## INSTRUCTION
Search the material and gather each line with "this" in it.

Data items
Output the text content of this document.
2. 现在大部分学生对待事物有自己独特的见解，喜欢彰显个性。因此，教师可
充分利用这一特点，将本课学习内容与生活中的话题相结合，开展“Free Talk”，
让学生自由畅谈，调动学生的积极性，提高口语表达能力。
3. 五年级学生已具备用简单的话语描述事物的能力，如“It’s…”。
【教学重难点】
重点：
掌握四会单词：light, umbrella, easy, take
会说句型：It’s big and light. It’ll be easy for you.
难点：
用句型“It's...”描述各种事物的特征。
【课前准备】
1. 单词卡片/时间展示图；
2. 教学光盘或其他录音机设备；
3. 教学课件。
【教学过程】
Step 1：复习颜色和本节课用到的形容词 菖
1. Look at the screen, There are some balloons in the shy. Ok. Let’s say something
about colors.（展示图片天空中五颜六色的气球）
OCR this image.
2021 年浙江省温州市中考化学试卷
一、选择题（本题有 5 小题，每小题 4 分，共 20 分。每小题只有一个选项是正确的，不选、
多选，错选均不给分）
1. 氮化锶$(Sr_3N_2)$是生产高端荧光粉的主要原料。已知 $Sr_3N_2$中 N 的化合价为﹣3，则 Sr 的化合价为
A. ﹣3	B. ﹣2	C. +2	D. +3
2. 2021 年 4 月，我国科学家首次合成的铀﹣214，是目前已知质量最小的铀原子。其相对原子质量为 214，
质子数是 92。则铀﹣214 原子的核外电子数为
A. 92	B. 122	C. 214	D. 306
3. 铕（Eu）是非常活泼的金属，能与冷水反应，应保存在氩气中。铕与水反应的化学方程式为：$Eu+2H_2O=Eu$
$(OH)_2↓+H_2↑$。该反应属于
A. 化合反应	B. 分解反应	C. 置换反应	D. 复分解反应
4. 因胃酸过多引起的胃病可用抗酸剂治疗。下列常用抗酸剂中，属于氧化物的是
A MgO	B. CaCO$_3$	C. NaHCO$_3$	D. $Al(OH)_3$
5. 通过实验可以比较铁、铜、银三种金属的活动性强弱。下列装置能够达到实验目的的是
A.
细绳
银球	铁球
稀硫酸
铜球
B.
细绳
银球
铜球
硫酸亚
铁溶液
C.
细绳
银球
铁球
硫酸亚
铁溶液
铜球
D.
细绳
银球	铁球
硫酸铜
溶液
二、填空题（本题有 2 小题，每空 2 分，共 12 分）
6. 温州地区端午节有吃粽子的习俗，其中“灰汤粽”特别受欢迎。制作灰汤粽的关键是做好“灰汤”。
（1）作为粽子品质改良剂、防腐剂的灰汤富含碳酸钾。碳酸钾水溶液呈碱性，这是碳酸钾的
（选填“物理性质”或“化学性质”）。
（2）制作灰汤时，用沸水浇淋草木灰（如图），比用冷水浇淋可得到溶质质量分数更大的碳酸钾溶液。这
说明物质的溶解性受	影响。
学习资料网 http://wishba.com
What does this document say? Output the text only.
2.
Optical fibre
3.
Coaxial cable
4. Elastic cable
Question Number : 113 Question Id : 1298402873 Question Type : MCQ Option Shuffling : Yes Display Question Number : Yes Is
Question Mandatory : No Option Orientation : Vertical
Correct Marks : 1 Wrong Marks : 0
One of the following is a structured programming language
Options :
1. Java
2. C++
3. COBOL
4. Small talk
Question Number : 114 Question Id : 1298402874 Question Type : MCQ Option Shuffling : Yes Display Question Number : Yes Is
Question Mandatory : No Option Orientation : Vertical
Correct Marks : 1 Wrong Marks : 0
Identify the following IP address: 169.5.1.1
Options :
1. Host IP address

## FINISHED ANSWER
Output the text content of this document.
OCR this image.
What does this document say? Output the text only.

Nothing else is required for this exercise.